══ Extracted information ══

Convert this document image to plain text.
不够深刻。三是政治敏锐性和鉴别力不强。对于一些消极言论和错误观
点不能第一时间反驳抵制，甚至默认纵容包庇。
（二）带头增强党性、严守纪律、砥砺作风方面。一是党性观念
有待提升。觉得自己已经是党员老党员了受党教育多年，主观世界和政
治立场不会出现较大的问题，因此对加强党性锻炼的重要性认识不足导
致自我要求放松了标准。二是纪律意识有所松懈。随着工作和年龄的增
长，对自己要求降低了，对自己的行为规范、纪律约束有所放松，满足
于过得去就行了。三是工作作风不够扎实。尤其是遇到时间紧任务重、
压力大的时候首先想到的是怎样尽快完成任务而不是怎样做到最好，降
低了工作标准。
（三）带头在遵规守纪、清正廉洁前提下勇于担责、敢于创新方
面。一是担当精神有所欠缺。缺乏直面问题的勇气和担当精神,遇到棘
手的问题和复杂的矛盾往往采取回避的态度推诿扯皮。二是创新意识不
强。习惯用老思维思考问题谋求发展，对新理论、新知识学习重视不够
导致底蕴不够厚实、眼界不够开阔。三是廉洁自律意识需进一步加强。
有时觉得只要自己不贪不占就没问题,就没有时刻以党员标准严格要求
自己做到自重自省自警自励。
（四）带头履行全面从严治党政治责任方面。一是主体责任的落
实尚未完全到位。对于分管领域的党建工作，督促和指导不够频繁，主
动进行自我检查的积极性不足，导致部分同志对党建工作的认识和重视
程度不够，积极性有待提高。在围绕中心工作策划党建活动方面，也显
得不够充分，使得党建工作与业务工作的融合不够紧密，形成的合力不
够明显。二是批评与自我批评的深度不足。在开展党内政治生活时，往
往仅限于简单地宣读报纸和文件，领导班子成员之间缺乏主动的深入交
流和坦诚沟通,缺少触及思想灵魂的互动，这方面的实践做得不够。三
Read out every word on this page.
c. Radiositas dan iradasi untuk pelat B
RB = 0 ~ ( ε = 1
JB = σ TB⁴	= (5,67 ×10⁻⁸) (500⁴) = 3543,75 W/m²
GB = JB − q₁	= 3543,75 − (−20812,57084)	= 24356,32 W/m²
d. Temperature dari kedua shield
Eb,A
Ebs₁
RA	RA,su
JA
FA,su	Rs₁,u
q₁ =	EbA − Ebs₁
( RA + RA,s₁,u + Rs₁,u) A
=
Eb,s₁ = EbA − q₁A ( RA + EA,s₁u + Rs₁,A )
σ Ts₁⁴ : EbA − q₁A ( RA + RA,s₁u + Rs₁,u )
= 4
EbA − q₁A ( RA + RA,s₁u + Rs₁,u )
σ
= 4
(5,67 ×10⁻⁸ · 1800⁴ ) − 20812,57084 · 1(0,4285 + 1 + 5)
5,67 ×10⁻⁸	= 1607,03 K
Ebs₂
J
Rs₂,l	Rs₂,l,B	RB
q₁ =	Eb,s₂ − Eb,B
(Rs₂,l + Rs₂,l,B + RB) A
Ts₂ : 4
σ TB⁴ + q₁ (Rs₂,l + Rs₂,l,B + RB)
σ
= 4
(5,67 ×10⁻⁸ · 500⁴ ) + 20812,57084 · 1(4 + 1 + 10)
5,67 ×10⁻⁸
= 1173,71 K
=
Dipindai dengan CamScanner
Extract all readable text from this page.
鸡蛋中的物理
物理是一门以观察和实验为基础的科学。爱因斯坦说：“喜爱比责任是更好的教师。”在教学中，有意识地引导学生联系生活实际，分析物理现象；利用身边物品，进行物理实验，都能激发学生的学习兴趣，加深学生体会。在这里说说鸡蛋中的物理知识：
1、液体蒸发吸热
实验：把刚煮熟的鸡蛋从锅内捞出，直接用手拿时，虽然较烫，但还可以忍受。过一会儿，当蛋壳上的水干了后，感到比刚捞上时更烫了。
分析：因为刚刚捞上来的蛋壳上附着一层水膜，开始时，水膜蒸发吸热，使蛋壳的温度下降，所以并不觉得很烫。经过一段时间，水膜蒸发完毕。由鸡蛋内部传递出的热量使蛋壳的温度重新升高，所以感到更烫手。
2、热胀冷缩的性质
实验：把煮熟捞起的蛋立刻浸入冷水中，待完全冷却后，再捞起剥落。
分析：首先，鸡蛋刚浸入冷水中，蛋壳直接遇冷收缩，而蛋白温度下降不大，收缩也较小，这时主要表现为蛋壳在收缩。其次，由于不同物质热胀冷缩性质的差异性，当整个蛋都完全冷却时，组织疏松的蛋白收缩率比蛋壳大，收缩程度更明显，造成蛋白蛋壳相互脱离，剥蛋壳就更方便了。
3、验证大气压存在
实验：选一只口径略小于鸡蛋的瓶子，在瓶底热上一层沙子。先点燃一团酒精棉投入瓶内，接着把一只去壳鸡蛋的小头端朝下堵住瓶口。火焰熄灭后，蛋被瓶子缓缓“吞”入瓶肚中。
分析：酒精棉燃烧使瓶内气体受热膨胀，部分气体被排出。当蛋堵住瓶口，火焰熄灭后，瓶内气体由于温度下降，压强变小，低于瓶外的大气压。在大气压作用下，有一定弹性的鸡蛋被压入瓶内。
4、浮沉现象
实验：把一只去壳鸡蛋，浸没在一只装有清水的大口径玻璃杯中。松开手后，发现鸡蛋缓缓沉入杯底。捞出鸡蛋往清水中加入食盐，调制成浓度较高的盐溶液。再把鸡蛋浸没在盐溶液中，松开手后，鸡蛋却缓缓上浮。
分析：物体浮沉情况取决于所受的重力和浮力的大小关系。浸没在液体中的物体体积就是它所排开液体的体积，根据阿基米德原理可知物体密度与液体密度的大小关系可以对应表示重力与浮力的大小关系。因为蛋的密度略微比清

═══

* **Exercise goal**: From the listing above, extract all records word for word.

* **Answer**:
Convert this document image to plain text.
不够深刻。三是政治敏锐性和鉴别力不强。对于一些消极言论和错误观
点不能第一时间反驳抵制，甚至默认纵容包庇。
（二）带头增强党性、严守纪律、砥砺作风方面。一是党性观念
有待提升。觉得自己已经是党员老党员了受党教育多年，主观世界和政
治立场不会出现较大的问题，因此对加强党性锻炼的重要性认识不足导
致自我要求放松了标准。二是纪律意识有所松懈。随着工作和年龄的增
长，对自己要求降低了，对自己的行为规范、纪律约束有所放松，满足
于过得去就行了。三是工作作风不够扎实。尤其是遇到时间紧任务重、
压力大的时候首先想到的是怎样尽快完成任务而不是怎样做到最好，降
低了工作标准。
（三）带头在遵规守纪、清正廉洁前提下勇于担责、敢于创新方
面。一是担当精神有所欠缺。缺乏直面问题的勇气和担当精神,遇到棘
手的问题和复杂的矛盾往往采取回避的态度推诿扯皮。二是创新意识不
强。习惯用老思维思考问题谋求发展，对新理论、新知识学习重视不够
导致底蕴不够厚实、眼界不够开阔。三是廉洁自律意识需进一步加强。
有时觉得只要自己不贪不占就没问题,就没有时刻以党员标准严格要求
自己做到自重自省自警自励。
（四）带头履行全面从严治党政治责任方面。一是主体责任的落
实尚未完全到位。对于分管领域的党建工作，督促和指导不够频繁，主
动进行自我检查的积极性不足，导致部分同志对党建工作的认识和重视
程度不够，积极性有待提高。在围绕中心工作策划党建活动方面，也显
得不够充分，使得党建工作与业务工作的融合不够紧密，形成的合力不
够明显。二是批评与自我批评的深度不足。在开展党内政治生活时，往
往仅限于简单地宣读报纸和文件，领导班子成员之间缺乏主动的深入交
流和坦诚沟通,缺少触及思想灵魂的互动，这方面的实践做得不够。三
Read out every word on this page.
c. Radiositas dan iradasi untuk pelat B
RB = 0 ~ ( ε = 1
JB = σ TB⁴	= (5,67 ×10⁻⁸) (500⁴) = 3543,75 W/m²
GB = JB − q₁	= 3543,75 − (−20812,57084)	= 24356,32 W/m²
d. Temperature dari kedua shield
Eb,A
Ebs₁
RA	RA,su
JA
FA,su	Rs₁,u
q₁ =	EbA − Ebs₁
( RA + RA,s₁,u + Rs₁,u) A
=
Eb,s₁ = EbA − q₁A ( RA + EA,s₁u + Rs₁,A )
σ Ts₁⁴ : EbA − q₁A ( RA + RA,s₁u + Rs₁,u )
= 4
EbA − q₁A ( RA + RA,s₁u + Rs₁,u )
σ
= 4
(5,67 ×10⁻⁸ · 1800⁴ ) − 20812,57084 · 1(0,4285 + 1 + 5)
5,67 ×10⁻⁸	= 1607,03 K
Ebs₂
J
Rs₂,l	Rs₂,l,B	RB
q₁ =	Eb,s₂ − Eb,B
(Rs₂,l + Rs₂,l,B + RB) A
Ts₂ : 4
σ TB⁴ + q₁ (Rs₂,l + Rs₂,l,B + RB)
σ
= 4
(5,67 ×10⁻⁸ · 500⁴ ) + 20812,57084 · 1(4 + 1 + 10)
5,67 ×10⁻⁸
= 1173,71 K
=
Dipindai dengan CamScanner
Extract all readable text from this page.
鸡蛋中的物理
物理是一门以观察和实验为基础的科学。爱因斯坦说：“喜爱比责任是更好的教师。”在教学中，有意识地引导学生联系生活实际，分析物理现象；利用身边物品，进行物理实验，都能激发学生的学习兴趣，加深学生体会。在这里说说鸡蛋中的物理知识：
1、液体蒸发吸热
实验：把刚煮熟的鸡蛋从锅内捞出，直接用手拿时，虽然较烫，但还可以忍受。过一会儿，当蛋壳上的水干了后，感到比刚捞上时更烫了。
分析：因为刚刚捞上来的蛋壳上附着一层水膜，开始时，水膜蒸发吸热，使蛋壳的温度下降，所以并不觉得很烫。经过一段时间，水膜蒸发完毕。由鸡蛋内部传递出的热量使蛋壳的温度重新升高，所以感到更烫手。
2、热胀冷缩的性质
实验：把煮熟捞起的蛋立刻浸入冷水中，待完全冷却后，再捞起剥落。
分析：首先，鸡蛋刚浸入冷水中，蛋壳直接遇冷收缩，而蛋白温度下降不大，收缩也较小，这时主要表现为蛋壳在收缩。其次，由于不同物质热胀冷缩性质的差异性，当整个蛋都完全冷却时，组织疏松的蛋白收缩率比蛋壳大，收缩程度更明显，造成蛋白蛋壳相互脱离，剥蛋壳就更方便了。
3、验证大气压存在
实验：选一只口径略小于鸡蛋的瓶子，在瓶底热上一层沙子。先点燃一团酒精棉投入瓶内，接着把一只去壳鸡蛋的小头端朝下堵住瓶口。火焰熄灭后，蛋被瓶子缓缓“吞”入瓶肚中。
分析：酒精棉燃烧使瓶内气体受热膨胀，部分气体被排出。当蛋堵住瓶口，火焰熄灭后，瓶内气体由于温度下降，压强变小，低于瓶外的大气压。在大气压作用下，有一定弹性的鸡蛋被压入瓶内。
4、浮沉现象
实验：把一只去壳鸡蛋，浸没在一只装有清水的大口径玻璃杯中。松开手后，发现鸡蛋缓缓沉入杯底。捞出鸡蛋往清水中加入食盐，调制成浓度较高的盐溶液。再把鸡蛋浸没在盐溶液中，松开手后，鸡蛋却缓缓上浮。
分析：物体浮沉情况取决于所受的重力和浮力的大小关系。浸没在液体中的物体体积就是它所排开液体的体积，根据阿基米德原理可知物体密度与液体密度的大小关系可以对应表示重力与浮力的大小关系。因为蛋的密度略微比清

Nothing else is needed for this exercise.